**Work to complete**
Copy out every line of the data exactly.

--- Supplied information ---

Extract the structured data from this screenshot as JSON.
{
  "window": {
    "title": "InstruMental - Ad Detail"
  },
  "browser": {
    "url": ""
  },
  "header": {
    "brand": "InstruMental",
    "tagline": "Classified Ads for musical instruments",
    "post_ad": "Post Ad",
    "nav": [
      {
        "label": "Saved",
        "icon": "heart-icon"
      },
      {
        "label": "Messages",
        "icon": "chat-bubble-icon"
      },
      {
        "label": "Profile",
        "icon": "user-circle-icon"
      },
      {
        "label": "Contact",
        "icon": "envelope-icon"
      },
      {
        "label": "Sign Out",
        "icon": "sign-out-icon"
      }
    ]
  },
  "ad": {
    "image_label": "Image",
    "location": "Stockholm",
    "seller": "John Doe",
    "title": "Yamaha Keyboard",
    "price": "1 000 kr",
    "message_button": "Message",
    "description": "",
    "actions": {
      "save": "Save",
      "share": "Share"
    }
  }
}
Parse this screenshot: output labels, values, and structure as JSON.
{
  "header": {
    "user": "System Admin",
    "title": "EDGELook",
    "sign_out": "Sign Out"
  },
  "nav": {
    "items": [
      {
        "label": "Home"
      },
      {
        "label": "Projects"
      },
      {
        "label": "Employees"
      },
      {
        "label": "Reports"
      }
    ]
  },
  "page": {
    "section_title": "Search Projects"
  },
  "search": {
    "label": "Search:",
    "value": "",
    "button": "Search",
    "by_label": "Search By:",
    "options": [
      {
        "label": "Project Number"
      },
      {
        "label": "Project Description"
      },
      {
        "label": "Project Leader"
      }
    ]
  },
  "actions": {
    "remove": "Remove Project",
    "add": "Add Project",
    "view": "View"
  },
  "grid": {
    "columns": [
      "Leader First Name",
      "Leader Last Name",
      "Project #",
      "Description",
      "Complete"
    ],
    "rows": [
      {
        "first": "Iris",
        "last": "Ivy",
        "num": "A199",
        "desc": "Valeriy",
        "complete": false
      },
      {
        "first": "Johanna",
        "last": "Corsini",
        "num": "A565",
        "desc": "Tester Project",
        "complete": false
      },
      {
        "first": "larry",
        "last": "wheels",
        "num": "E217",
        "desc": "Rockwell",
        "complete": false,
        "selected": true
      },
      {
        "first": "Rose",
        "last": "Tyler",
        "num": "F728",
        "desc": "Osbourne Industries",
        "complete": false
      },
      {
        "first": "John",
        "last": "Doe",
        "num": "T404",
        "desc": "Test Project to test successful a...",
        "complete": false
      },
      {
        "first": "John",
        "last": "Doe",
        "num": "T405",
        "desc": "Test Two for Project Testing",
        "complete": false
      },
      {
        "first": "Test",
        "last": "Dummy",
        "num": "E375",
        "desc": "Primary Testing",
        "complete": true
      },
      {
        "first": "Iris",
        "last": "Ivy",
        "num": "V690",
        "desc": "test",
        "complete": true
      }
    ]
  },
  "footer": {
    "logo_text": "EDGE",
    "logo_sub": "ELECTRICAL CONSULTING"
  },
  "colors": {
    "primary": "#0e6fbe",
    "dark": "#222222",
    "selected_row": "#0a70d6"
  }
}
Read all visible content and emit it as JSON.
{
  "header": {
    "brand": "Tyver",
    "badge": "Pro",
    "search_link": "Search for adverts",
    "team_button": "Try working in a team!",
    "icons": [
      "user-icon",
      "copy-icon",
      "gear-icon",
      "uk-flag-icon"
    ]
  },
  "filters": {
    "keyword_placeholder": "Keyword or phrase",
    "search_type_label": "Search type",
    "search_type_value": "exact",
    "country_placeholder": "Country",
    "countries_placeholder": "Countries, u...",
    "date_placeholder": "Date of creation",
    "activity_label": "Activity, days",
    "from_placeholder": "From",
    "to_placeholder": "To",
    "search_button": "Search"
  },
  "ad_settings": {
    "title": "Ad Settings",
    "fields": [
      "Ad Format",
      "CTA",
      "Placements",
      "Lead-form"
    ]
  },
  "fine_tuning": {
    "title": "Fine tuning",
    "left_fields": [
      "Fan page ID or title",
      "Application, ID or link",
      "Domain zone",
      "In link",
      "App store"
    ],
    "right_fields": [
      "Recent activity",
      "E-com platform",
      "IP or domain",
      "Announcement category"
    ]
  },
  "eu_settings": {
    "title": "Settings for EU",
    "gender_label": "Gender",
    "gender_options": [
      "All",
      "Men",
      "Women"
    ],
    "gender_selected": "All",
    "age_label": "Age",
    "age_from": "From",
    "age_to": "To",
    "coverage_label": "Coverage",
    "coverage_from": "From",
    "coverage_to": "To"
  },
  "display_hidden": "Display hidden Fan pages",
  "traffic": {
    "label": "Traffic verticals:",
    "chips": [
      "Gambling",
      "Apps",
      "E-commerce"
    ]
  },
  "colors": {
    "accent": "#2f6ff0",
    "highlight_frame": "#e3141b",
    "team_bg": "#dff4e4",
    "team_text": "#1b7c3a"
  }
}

---

**The output**
Extract the structured data from this screenshot as JSON.
{
  "window": {
    "title": "InstruMental - Ad Detail"
  },
  "browser": {
    "url": ""
  },
  "header": {
    "brand": "InstruMental",
    "tagline": "Classified Ads for musical instruments",
    "post_ad": "Post Ad",
    "nav": [
      {
        "label": "Saved",
        "icon": "heart-icon"
      },
      {
        "label": "Messages",
        "icon": "chat-bubble-icon"
      },
      {
        "label": "Profile",
        "icon": "user-circle-icon"
      },
      {
        "label": "Contact",
        "icon": "envelope-icon"
      },
      {
        "label": "Sign Out",
        "icon": "sign-out-icon"
      }
    ]
  },
  "ad": {
    "image_label": "Image",
    "location": "Stockholm",
    "seller": "John Doe",
    "title": "Yamaha Keyboard",
    "price": "1 000 kr",
    "message_button": "Message",
    "description": "",
    "actions": {
      "save": "Save",
      "share": "Share"
    }
  }
}
Parse this screenshot: output labels, values, and structure as JSON.
{
  "header": {
    "user": "System Admin",
    "title": "EDGELook",
    "sign_out": "Sign Out"
  },
  "nav": {
    "items": [
      {
        "label": "Home"
      },
      {
        "label": "Projects"
      },
      {
        "label": "Employees"
      },
      {
        "label": "Reports"
      }
    ]
  },
  "page": {
    "section_title": "Search Projects"
  },
  "search": {
    "label": "Search:",
    "value": "",
    "button": "Search",
    "by_label": "Search By:",
    "options": [
      {
        "label": "Project Number"
      },
      {
        "label": "Project Description"
      },
      {
        "label": "Project Leader"
      }
    ]
  },
  "actions": {
    "remove": "Remove Project",
    "add": "Add Project",
    "view": "View"
  },
  "grid": {
    "columns": [
      "Leader First Name",
      "Leader Last Name",
      "Project #",
      "Description",
      "Complete"
    ],
    "rows": [
      {
        "first": "Iris",
        "last": "Ivy",
        "num": "A199",
        "desc": "Valeriy",
        "complete": false
      },
      {
        "first": "Johanna",
        "last": "Corsini",
        "num": "A565",
        "desc": "Tester Project",
        "complete": false
      },
      {
        "first": "larry",
        "last": "wheels",
        "num": "E217",
        "desc": "Rockwell",
        "complete": false,
        "selected": true
      },
      {
        "first": "Rose",
        "last": "Tyler",
        "num": "F728",
        "desc": "Osbourne Industries",
        "complete": false
      },
      {
        "first": "John",
        "last": "Doe",
        "num": "T404",
        "desc": "Test Project to test successful a...",
        "complete": false
      },
      {
        "first": "John",
        "last": "Doe",
        "num": "T405",
        "desc": "Test Two for Project Testing",
        "complete": false
      },
      {
        "first": "Test",
        "last": "Dummy",
        "num": "E375",
        "desc": "Primary Testing",
        "complete": true
      },
      {
        "first": "Iris",
        "last": "Ivy",
        "num": "V690",
        "desc": "test",
        "complete": true
      }
    ]
  },
  "footer": {
    "logo_text": "EDGE",
    "logo_sub": "ELECTRICAL CONSULTING"
  },
  "colors": {
    "primary": "#0e6fbe",
    "dark": "#222222",
    "selected_row": "#0a70d6"
  }
}
Read all visible content and emit it as JSON.
{
  "header": {
    "brand": "Tyver",
    "badge": "Pro",
    "search_link": "Search for adverts",
    "team_button": "Try working in a team!",
    "icons": [
      "user-icon",
      "copy-icon",
      "gear-icon",
      "uk-flag-icon"
    ]
  },
  "filters": {
    "keyword_placeholder": "Keyword or phrase",
    "search_type_label": "Search type",
    "search_type_value": "exact",
    "country_placeholder": "Country",
    "countries_placeholder": "Countries, u...",
    "date_placeholder": "Date of creation",
    "activity_label": "Activity, days",
    "from_placeholder": "From",
    "to_placeholder": "To",
    "search_button": "Search"
  },
  "ad_settings": {
    "title": "Ad Settings",
    "fields": [
      "Ad Format",
      "CTA",
      "Placements",
      "Lead-form"
    ]
  },
  "fine_tuning": {
    "title": "Fine tuning",
    "left_fields": [
      "Fan page ID or title",
      "Application, ID or link",
      "Domain zone",
      "In link",
      "App store"
    ],
    "right_fields": [
      "Recent activity",
      "E-com platform",
      "IP or domain",
      "Announcement category"
    ]
  },
  "eu_settings": {
    "title": "Settings for EU",
    "gender_label": "Gender",
    "gender_options": [
      "All",
      "Men",
      "Women"
    ],
    "gender_selected": "All",
    "age_label": "Age",
    "age_from": "From",
    "age_to": "To",
    "coverage_label": "Coverage",
    "coverage_from": "From",
    "coverage_to": "To"
  },
  "display_hidden": "Display hidden Fan pages",
  "traffic": {
    "label": "Traffic verticals:",
    "chips": [
      "Gambling",
      "Apps",
      "E-commerce"
    ]
  },
  "colors": {
    "accent": "#2f6ff0",
    "highlight_frame": "#e3141b",
    "team_bg": "#dff4e4",
    "team_text": "#1b7c3a"
  }
}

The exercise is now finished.